## PROBLEM TO WORK ON
Gather from the listing below each line that includes the word "JSON", and copy it.

## Excerpt from a dataset

[Start]

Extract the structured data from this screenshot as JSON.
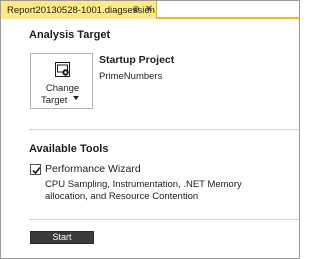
{
  "tab": {
    "title": "Report20130528-1001.diagsession",
    "pin_glyph": "⊕",
    "close_glyph": "✕"
  },
  "analysis_target": {
    "heading": "Analysis Target",
    "change_target": {
      "line1": "Change",
      "line2": "Target",
      "icon": "settings-target-icon"
    },
    "startup_label": "Startup Project",
    "project_name": "PrimeNumbers"
  },
  "available_tools": {
    "heading": "Available Tools",
    "tools": [
      {
        "name": "Performance Wizard",
        "checked": true,
        "description": "CPU Sampling, Instrumentation, .NET Memory allocation, and Resource Contention"
      }
    ]
  },
  "start_button": {
    "label": "Start"
  },
  "colors": {
    "tab_active": "#fde98a",
    "tab_underline": "#f0c000",
    "start_button_bg": "#3b3b3b"
  }
}
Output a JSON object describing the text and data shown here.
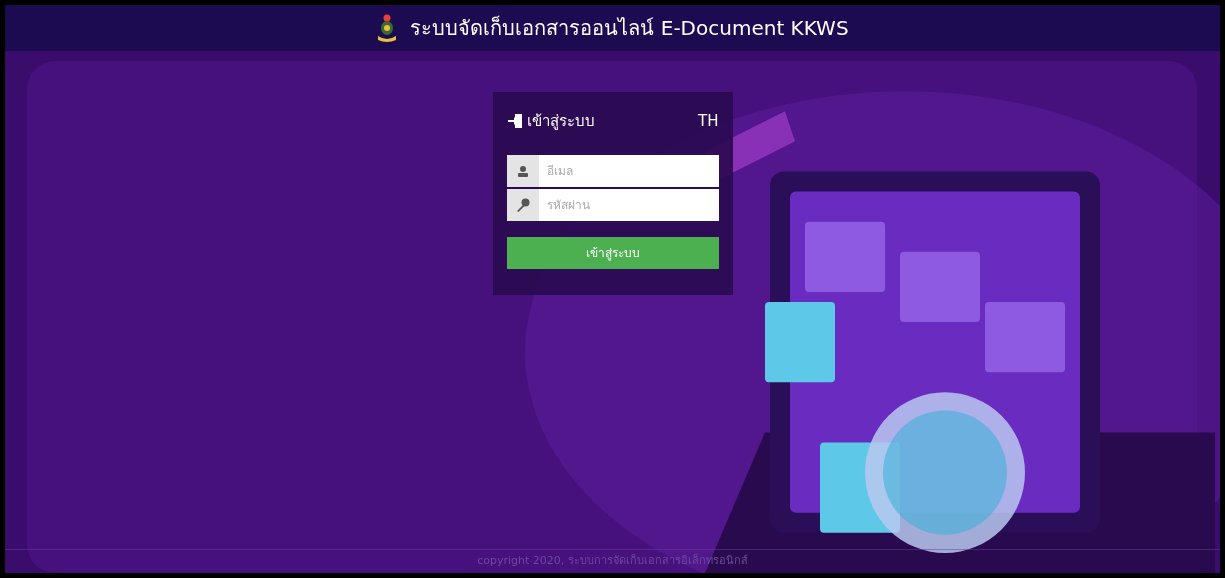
{
  "header": {
    "title": "ระบบจัดเก็บเอกสารออนไลน์ E-Document KKWS"
  },
  "login": {
    "title": "เข้าสู่ระบบ",
    "language": "TH",
    "fields": [
      {
        "kind": "email",
        "placeholder": "อีเมล"
      },
      {
        "kind": "password",
        "placeholder": "รหัสผ่าน"
      }
    ],
    "submit": "เข้าสู่ระบบ"
  },
  "footer": {
    "copyright": "copyright 2020, ระบบการจัดเก็บเอกสารอิเล็กทรอนิกส์"
  }
}
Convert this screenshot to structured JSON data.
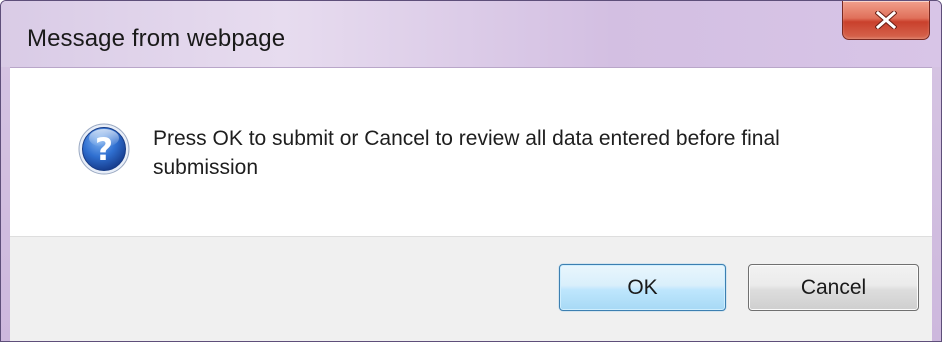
{
  "window": {
    "title": "Message from webpage",
    "close_glyph": "X",
    "close_icon": "close-icon",
    "title_bar_color": "#d9c8e6",
    "close_button_color": "#c9402c"
  },
  "dialog": {
    "icon": "question-icon",
    "icon_glyph": "?",
    "message": "Press OK to submit or Cancel to review all data entered before final\nsubmission"
  },
  "buttons": {
    "ok_label": "OK",
    "cancel_label": "Cancel"
  }
}
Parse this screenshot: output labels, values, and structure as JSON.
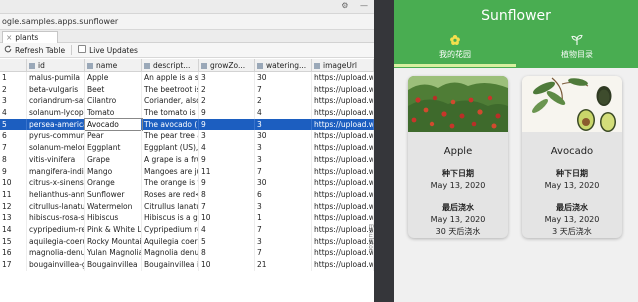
{
  "inspector": {
    "top_icons": [
      "⚙",
      "—"
    ],
    "database_name": "ogle.samples.apps.sunflower",
    "table_tab": {
      "close": "×",
      "label": "plants"
    },
    "toolbar": {
      "refresh_label": "Refresh Table",
      "live_updates_label": "Live Updates"
    },
    "columns": [
      "",
      "id",
      "name",
      "descript...",
      "growZo...",
      "watering...",
      "imageUrl"
    ],
    "rows": [
      [
        "1",
        "malus-pumila",
        "Apple",
        "An apple is a swe",
        "3",
        "30",
        "https://upload.wi"
      ],
      [
        "2",
        "beta-vulgaris",
        "Beet",
        "The beetroot is t",
        "2",
        "7",
        "https://upload.wi"
      ],
      [
        "3",
        "coriandrum-sativ",
        "Cilantro",
        "Coriander, also k",
        "2",
        "2",
        "https://upload.wi"
      ],
      [
        "4",
        "solanum-lycopers",
        "Tomato",
        "The tomato is the",
        "9",
        "4",
        "https://upload.wi"
      ],
      [
        "5",
        "persea-americana",
        "Avocado",
        "The avocado (Pe",
        "9",
        "3",
        "https://upload.wi"
      ],
      [
        "6",
        "pyrus-communis",
        "Pear",
        "The pear tree and",
        "3",
        "30",
        "https://upload.wi"
      ],
      [
        "7",
        "solanum-melonge",
        "Eggplant",
        "Eggplant (US), au",
        "4",
        "3",
        "https://upload.wi"
      ],
      [
        "8",
        "vitis-vinifera",
        "Grape",
        "A grape is a fruit,",
        "9",
        "3",
        "https://upload.wi"
      ],
      [
        "9",
        "mangifera-indica",
        "Mango",
        "Mangoes are juic",
        "11",
        "7",
        "https://upload.wi"
      ],
      [
        "10",
        "citrus-x-sinensis",
        "Orange",
        "The orange is the",
        "9",
        "30",
        "https://upload.wi"
      ],
      [
        "11",
        "helianthus-annuu",
        "Sunflower",
        "Roses are red<br",
        "8",
        "6",
        "https://upload.wi"
      ],
      [
        "12",
        "citrullus-lanatus",
        "Watermelon",
        "Citrullus lanatus i",
        "7",
        "3",
        "https://upload.wi"
      ],
      [
        "13",
        "hibiscus-rosa-sir",
        "Hibiscus",
        "Hibiscus is a gen",
        "10",
        "1",
        "https://upload.wi"
      ],
      [
        "14",
        "cypripedium-rege",
        "Pink & White Lad",
        "Cypripedium regi",
        "4",
        "7",
        "https://upload.wi"
      ],
      [
        "15",
        "aquilegia-coerule",
        "Rocky Mountain C",
        "Aquilegia coerule",
        "5",
        "3",
        "https://upload.wi"
      ],
      [
        "16",
        "magnolia-denuda",
        "Yulan Magnolia",
        "Magnolia denuda",
        "8",
        "7",
        "https://upload.wi"
      ],
      [
        "17",
        "bougainvillea-gla",
        "Bougainvillea",
        "Bougainvillea is a",
        "10",
        "21",
        "https://upload.wi"
      ]
    ],
    "selected_row_index": 4,
    "side_tab_label": "Emulator"
  },
  "app": {
    "title": "Sunflower",
    "tabs": [
      "我的花园",
      "植物目录"
    ],
    "active_tab_index": 0,
    "colors": {
      "primary": "#49ad51",
      "indicator": "#d8f0a0"
    },
    "cards": [
      {
        "name": "Apple",
        "planted_label": "种下日期",
        "planted_date": "May 13, 2020",
        "watered_label": "最后浇水",
        "watered_date": "May 13, 2020",
        "water_interval": "30 天后浇水"
      },
      {
        "name": "Avocado",
        "planted_label": "种下日期",
        "planted_date": "May 13, 2020",
        "watered_label": "最后浇水",
        "watered_date": "May 13, 2020",
        "water_interval": "3 天后浇水"
      }
    ]
  }
}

[End]

## OUTPUT OF THE TASK
Extract the structured data from this screenshot as JSON.
Output a JSON object describing the text and data shown here.
Convert this screenshot to structured JSON data.
Parse this screenshot: output labels, values, and structure as JSON.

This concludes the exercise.